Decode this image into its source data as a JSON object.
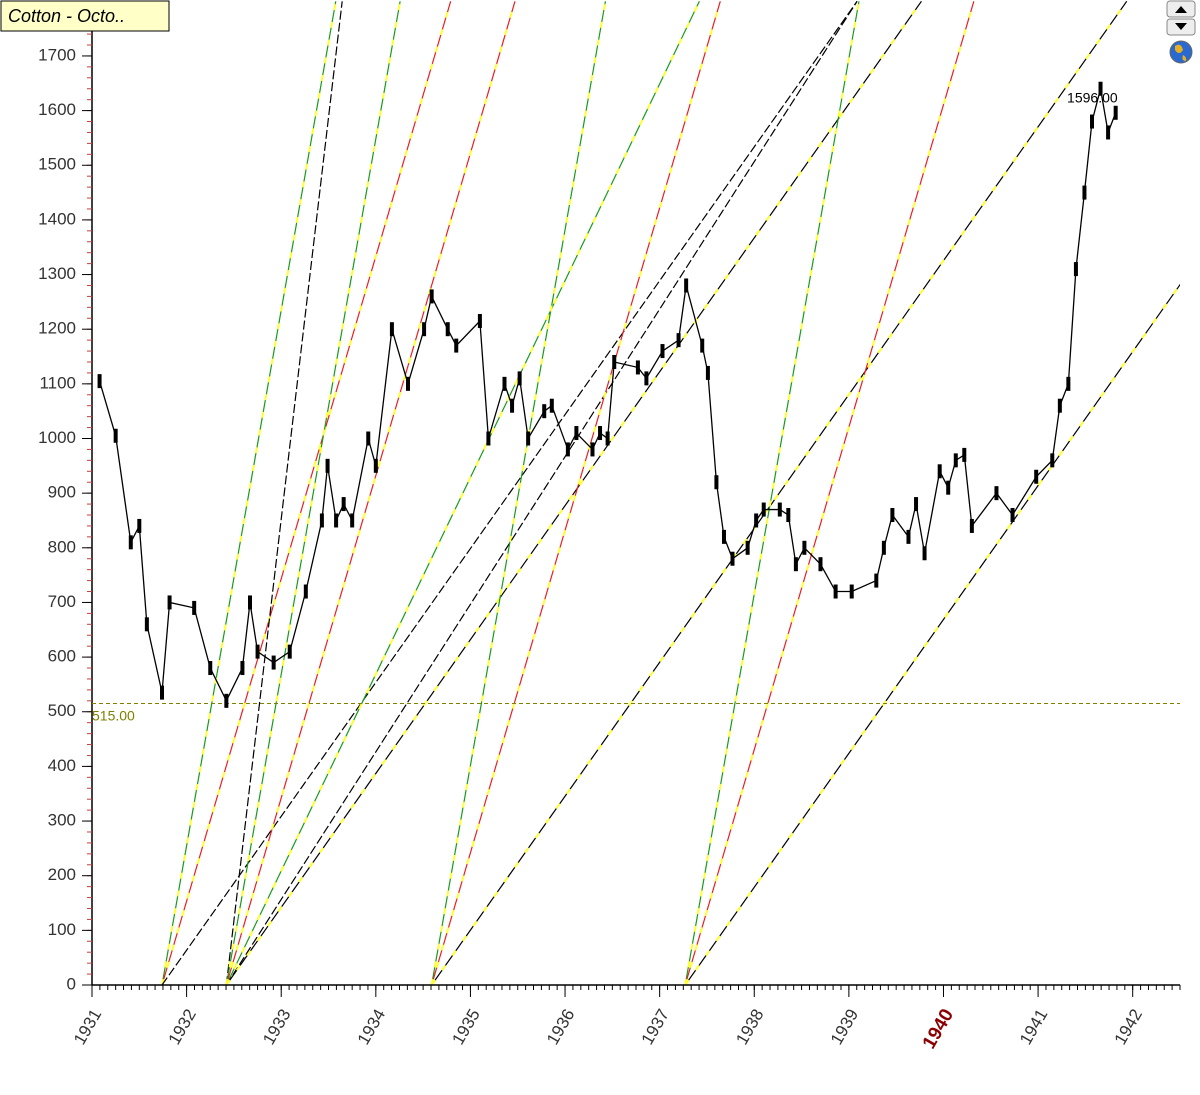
{
  "chart_data": {
    "type": "line",
    "title": "Cotton - Octo..",
    "x": [
      1931.08,
      1931.25,
      1931.41,
      1931.5,
      1931.58,
      1931.74,
      1931.82,
      1932.08,
      1932.25,
      1932.42,
      1932.59,
      1932.67,
      1932.75,
      1932.92,
      1933.09,
      1933.26,
      1933.43,
      1933.49,
      1933.58,
      1933.66,
      1933.75,
      1933.92,
      1934.0,
      1934.17,
      1934.34,
      1934.51,
      1934.59,
      1934.76,
      1934.85,
      1935.1,
      1935.19,
      1935.36,
      1935.44,
      1935.52,
      1935.61,
      1935.78,
      1935.86,
      1936.03,
      1936.12,
      1936.29,
      1936.37,
      1936.45,
      1936.52,
      1936.77,
      1936.86,
      1937.03,
      1937.2,
      1937.28,
      1937.45,
      1937.51,
      1937.6,
      1937.68,
      1937.77,
      1937.93,
      1938.02,
      1938.1,
      1938.27,
      1938.36,
      1938.44,
      1938.53,
      1938.7,
      1938.86,
      1939.03,
      1939.29,
      1939.37,
      1939.46,
      1939.63,
      1939.71,
      1939.8,
      1939.96,
      1940.05,
      1940.13,
      1940.22,
      1940.3,
      1940.56,
      1940.73,
      1940.98,
      1941.15,
      1941.23,
      1941.32,
      1941.4,
      1941.49,
      1941.57,
      1941.66,
      1941.74,
      1941.82
    ],
    "series": [
      {
        "color": "#000000",
        "values": [
          1105,
          1005,
          810,
          840,
          660,
          535,
          700,
          690,
          580,
          520,
          580,
          700,
          610,
          590,
          610,
          720,
          850,
          950,
          850,
          880,
          850,
          1000,
          950,
          1200,
          1100,
          1200,
          1260,
          1200,
          1170,
          1215,
          1000,
          1100,
          1060,
          1110,
          1000,
          1050,
          1060,
          980,
          1010,
          980,
          1010,
          1000,
          1140,
          1130,
          1110,
          1160,
          1180,
          1280,
          1170,
          1120,
          920,
          820,
          780,
          800,
          850,
          870,
          870,
          860,
          770,
          800,
          770,
          720,
          720,
          740,
          800,
          860,
          820,
          880,
          790,
          940,
          910,
          960,
          970,
          840,
          900,
          860,
          930,
          960,
          1060,
          1100,
          1310,
          1450,
          1580,
          1640,
          1560,
          1596
        ],
        "last_value_label": "1596.00"
      }
    ],
    "xlim": [
      1931,
      1942.5
    ],
    "ylim": [
      0,
      1800
    ],
    "xticks": [
      1931,
      1932,
      1933,
      1934,
      1935,
      1936,
      1937,
      1938,
      1939,
      1940,
      1941,
      1942
    ],
    "xtick_highlight": 1940,
    "yticks": [
      0,
      100,
      200,
      300,
      400,
      500,
      600,
      700,
      800,
      900,
      1000,
      1100,
      1200,
      1300,
      1400,
      1500,
      1600,
      1700
    ],
    "reference_line": {
      "value": 515,
      "label": "515.00",
      "color": "#808000"
    },
    "fans": [
      {
        "x": 1931.74,
        "lines": [
          {
            "slope": 980,
            "color": "#1a9a1a",
            "dash": true
          },
          {
            "slope": 590,
            "color": "#e82020",
            "dash": true
          },
          {
            "slope": 245,
            "color": "#000000",
            "dash": false
          }
        ]
      },
      {
        "x": 1932.42,
        "lines": [
          {
            "slope": 1470,
            "color": "#000000",
            "dash": false
          },
          {
            "slope": 980,
            "color": "#1a9a1a",
            "dash": true
          },
          {
            "slope": 590,
            "color": "#e82020",
            "dash": true
          },
          {
            "slope": 360,
            "color": "#1a9a1a",
            "dash": true
          },
          {
            "slope": 270,
            "color": "#000000",
            "dash": false
          },
          {
            "slope": 245,
            "color": "#000000",
            "dash": true
          }
        ]
      },
      {
        "x": 1934.59,
        "lines": [
          {
            "slope": 980,
            "color": "#1a9a1a",
            "dash": true
          },
          {
            "slope": 590,
            "color": "#e82020",
            "dash": true
          },
          {
            "slope": 245,
            "color": "#000000",
            "dash": true
          }
        ]
      },
      {
        "x": 1937.27,
        "lines": [
          {
            "slope": 980,
            "color": "#1a9a1a",
            "dash": true
          },
          {
            "slope": 590,
            "color": "#e82020",
            "dash": true
          },
          {
            "slope": 245,
            "color": "#000000",
            "dash": true
          }
        ]
      }
    ]
  }
}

┄┄┄┄┄┄

# EXERCISE TASK
Every record above should be written out again exactly; the pictures stay out of the copy.

# TASK OUTPUT
Decode this image into its source data as a JSON object.
{
  "chart_data": {
    "type": "line",
    "title": "Cotton - Octo..",
    "x": [
      1931.08,
      1931.25,
      1931.41,
      1931.5,
      1931.58,
      1931.74,
      1931.82,
      1932.08,
      1932.25,
      1932.42,
      1932.59,
      1932.67,
      1932.75,
      1932.92,
      1933.09,
      1933.26,
      1933.43,
      1933.49,
      1933.58,
      1933.66,
      1933.75,
      1933.92,
      1934.0,
      1934.17,
      1934.34,
      1934.51,
      1934.59,
      1934.76,
      1934.85,
      1935.1,
      1935.19,
      1935.36,
      1935.44,
      1935.52,
      1935.61,
      1935.78,
      1935.86,
      1936.03,
      1936.12,
      1936.29,
      1936.37,
      1936.45,
      1936.52,
      1936.77,
      1936.86,
      1937.03,
      1937.2,
      1937.28,
      1937.45,
      1937.51,
      1937.6,
      1937.68,
      1937.77,
      1937.93,
      1938.02,
      1938.1,
      1938.27,
      1938.36,
      1938.44,
      1938.53,
      1938.7,
      1938.86,
      1939.03,
      1939.29,
      1939.37,
      1939.46,
      1939.63,
      1939.71,
      1939.8,
      1939.96,
      1940.05,
      1940.13,
      1940.22,
      1940.3,
      1940.56,
      1940.73,
      1940.98,
      1941.15,
      1941.23,
      1941.32,
      1941.4,
      1941.49,
      1941.57,
      1941.66,
      1941.74,
      1941.82
    ],
    "series": [
      {
        "color": "#000000",
        "values": [
          1105,
          1005,
          810,
          840,
          660,
          535,
          700,
          690,
          580,
          520,
          580,
          700,
          610,
          590,
          610,
          720,
          850,
          950,
          850,
          880,
          850,
          1000,
          950,
          1200,
          1100,
          1200,
          1260,
          1200,
          1170,
          1215,
          1000,
          1100,
          1060,
          1110,
          1000,
          1050,
          1060,
          980,
          1010,
          980,
          1010,
          1000,
          1140,
          1130,
          1110,
          1160,
          1180,
          1280,
          1170,
          1120,
          920,
          820,
          780,
          800,
          850,
          870,
          870,
          860,
          770,
          800,
          770,
          720,
          720,
          740,
          800,
          860,
          820,
          880,
          790,
          940,
          910,
          960,
          970,
          840,
          900,
          860,
          930,
          960,
          1060,
          1100,
          1310,
          1450,
          1580,
          1640,
          1560,
          1596
        ],
        "last_value_label": "1596.00"
      }
    ],
    "xlim": [
      1931,
      1942.5
    ],
    "ylim": [
      0,
      1800
    ],
    "xticks": [
      1931,
      1932,
      1933,
      1934,
      1935,
      1936,
      1937,
      1938,
      1939,
      1940,
      1941,
      1942
    ],
    "xtick_highlight": 1940,
    "yticks": [
      0,
      100,
      200,
      300,
      400,
      500,
      600,
      700,
      800,
      900,
      1000,
      1100,
      1200,
      1300,
      1400,
      1500,
      1600,
      1700
    ],
    "reference_line": {
      "value": 515,
      "label": "515.00",
      "color": "#808000"
    },
    "fans": [
      {
        "x": 1931.74,
        "lines": [
          {
            "slope": 980,
            "color": "#1a9a1a",
            "dash": true
          },
          {
            "slope": 590,
            "color": "#e82020",
            "dash": true
          },
          {
            "slope": 245,
            "color": "#000000",
            "dash": false
          }
        ]
      },
      {
        "x": 1932.42,
        "lines": [
          {
            "slope": 1470,
            "color": "#000000",
            "dash": false
          },
          {
            "slope": 980,
            "color": "#1a9a1a",
            "dash": true
          },
          {
            "slope": 590,
            "color": "#e82020",
            "dash": true
          },
          {
            "slope": 360,
            "color": "#1a9a1a",
            "dash": true
          },
          {
            "slope": 270,
            "color": "#000000",
            "dash": false
          },
          {
            "slope": 245,
            "color": "#000000",
            "dash": true
          }
        ]
      },
      {
        "x": 1934.59,
        "lines": [
          {
            "slope": 980,
            "color": "#1a9a1a",
            "dash": true
          },
          {
            "slope": 590,
            "color": "#e82020",
            "dash": true
          },
          {
            "slope": 245,
            "color": "#000000",
            "dash": true
          }
        ]
      },
      {
        "x": 1937.27,
        "lines": [
          {
            "slope": 980,
            "color": "#1a9a1a",
            "dash": true
          },
          {
            "slope": 590,
            "color": "#e82020",
            "dash": true
          },
          {
            "slope": 245,
            "color": "#000000",
            "dash": true
          }
        ]
      }
    ]
  }
}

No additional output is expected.